* Work request
Go through the entries below and collect each line with the string "number" in it.

* Data
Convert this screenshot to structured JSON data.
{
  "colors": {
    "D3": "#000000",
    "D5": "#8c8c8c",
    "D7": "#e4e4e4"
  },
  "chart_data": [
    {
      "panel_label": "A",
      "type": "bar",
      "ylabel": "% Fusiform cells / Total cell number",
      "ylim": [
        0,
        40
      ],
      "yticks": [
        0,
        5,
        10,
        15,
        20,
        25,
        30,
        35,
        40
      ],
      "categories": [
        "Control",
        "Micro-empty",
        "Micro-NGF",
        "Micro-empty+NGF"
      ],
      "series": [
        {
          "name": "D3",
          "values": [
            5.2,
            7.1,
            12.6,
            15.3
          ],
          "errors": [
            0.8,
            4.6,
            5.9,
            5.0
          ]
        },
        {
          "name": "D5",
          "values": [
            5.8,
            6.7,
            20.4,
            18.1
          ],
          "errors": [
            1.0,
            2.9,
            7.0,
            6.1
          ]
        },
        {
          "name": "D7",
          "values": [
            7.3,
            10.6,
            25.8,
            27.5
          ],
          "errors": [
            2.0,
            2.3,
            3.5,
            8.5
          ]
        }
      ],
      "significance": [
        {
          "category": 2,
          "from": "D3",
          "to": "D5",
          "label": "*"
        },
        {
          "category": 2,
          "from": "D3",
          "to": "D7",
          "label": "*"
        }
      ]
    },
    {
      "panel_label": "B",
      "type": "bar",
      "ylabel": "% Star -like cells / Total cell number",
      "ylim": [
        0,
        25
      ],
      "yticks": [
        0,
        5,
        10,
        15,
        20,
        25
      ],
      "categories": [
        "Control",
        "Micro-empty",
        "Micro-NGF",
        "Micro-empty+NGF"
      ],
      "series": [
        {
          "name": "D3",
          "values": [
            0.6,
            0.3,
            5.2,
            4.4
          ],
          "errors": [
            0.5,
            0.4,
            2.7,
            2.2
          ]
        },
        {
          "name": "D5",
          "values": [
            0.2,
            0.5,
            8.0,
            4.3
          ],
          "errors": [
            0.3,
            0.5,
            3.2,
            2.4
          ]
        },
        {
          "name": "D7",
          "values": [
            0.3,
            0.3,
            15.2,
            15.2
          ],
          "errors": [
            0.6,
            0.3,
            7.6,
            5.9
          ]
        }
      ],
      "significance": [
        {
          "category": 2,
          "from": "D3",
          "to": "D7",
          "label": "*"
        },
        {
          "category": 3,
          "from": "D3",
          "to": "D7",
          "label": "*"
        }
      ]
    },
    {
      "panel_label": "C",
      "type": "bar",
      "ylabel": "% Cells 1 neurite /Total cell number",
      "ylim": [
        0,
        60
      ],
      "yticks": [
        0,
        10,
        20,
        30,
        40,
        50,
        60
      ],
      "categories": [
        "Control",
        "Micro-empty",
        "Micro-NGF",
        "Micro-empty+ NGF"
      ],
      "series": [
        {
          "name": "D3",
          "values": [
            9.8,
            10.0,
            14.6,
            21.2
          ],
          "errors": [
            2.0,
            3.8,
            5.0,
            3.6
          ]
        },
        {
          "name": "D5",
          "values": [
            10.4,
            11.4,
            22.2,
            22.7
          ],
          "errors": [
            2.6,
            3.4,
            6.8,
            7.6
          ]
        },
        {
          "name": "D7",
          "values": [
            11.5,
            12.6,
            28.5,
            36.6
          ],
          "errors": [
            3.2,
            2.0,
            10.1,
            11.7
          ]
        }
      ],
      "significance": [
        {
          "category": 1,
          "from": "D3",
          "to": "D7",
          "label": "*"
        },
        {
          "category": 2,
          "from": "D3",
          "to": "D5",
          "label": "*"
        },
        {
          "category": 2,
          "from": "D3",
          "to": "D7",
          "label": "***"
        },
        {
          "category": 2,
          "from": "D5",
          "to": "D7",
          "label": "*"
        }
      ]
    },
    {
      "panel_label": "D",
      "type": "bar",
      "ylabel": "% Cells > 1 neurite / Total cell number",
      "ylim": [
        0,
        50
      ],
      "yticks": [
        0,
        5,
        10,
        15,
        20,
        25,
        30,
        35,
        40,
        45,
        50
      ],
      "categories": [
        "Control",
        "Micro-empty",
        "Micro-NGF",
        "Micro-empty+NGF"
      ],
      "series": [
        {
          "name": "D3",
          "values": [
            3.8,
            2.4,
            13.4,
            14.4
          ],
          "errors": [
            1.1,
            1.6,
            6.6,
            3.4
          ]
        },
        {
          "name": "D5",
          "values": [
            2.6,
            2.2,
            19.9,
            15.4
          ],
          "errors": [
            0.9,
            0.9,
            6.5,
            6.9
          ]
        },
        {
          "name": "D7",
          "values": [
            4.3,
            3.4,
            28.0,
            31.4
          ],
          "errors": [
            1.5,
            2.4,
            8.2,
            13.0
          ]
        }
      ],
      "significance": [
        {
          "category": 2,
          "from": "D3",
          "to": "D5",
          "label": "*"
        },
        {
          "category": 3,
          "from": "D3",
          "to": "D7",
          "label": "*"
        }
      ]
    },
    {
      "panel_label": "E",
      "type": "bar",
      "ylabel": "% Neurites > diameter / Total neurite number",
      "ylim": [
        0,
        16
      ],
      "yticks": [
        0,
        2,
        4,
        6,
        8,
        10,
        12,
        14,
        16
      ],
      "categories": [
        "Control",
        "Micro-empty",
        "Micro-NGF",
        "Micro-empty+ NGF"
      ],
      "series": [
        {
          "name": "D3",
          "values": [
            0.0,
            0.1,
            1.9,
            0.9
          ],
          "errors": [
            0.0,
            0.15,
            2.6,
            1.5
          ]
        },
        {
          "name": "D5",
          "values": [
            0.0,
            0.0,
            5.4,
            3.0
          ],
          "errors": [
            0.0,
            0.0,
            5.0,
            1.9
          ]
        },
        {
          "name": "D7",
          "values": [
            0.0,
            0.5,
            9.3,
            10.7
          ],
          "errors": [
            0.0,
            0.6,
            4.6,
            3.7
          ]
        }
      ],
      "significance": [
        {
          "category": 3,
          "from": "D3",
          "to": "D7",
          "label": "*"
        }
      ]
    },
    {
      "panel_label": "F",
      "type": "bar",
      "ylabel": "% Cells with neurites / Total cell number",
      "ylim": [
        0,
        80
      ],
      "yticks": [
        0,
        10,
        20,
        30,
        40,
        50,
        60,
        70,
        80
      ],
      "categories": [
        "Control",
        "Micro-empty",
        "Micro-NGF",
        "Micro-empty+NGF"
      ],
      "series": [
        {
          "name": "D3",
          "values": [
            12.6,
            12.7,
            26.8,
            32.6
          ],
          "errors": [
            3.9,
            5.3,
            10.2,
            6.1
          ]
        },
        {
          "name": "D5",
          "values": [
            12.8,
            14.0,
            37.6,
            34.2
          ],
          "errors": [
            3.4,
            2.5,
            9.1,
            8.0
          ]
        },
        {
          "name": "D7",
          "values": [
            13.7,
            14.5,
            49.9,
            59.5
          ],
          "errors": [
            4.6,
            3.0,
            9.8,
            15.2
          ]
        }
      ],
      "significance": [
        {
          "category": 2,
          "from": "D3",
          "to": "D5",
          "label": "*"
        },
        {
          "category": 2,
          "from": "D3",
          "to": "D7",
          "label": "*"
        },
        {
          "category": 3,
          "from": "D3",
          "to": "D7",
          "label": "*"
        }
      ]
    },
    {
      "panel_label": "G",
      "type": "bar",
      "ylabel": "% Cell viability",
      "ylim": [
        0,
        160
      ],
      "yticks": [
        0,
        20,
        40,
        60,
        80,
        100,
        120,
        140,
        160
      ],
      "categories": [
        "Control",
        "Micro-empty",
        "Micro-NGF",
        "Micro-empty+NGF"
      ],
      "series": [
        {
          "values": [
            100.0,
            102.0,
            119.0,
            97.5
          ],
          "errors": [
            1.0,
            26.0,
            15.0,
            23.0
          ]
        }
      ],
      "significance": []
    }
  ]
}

* Task solution
      "ylabel": "% Fusiform cells / Total cell number",
      "ylabel": "% Star -like cells / Total cell number",
      "ylabel": "% Cells 1 neurite /Total cell number",
      "ylabel": "% Cells > 1 neurite / Total cell number",
      "ylabel": "% Neurites > diameter / Total neurite number",
      "ylabel": "% Cells with neurites / Total cell number",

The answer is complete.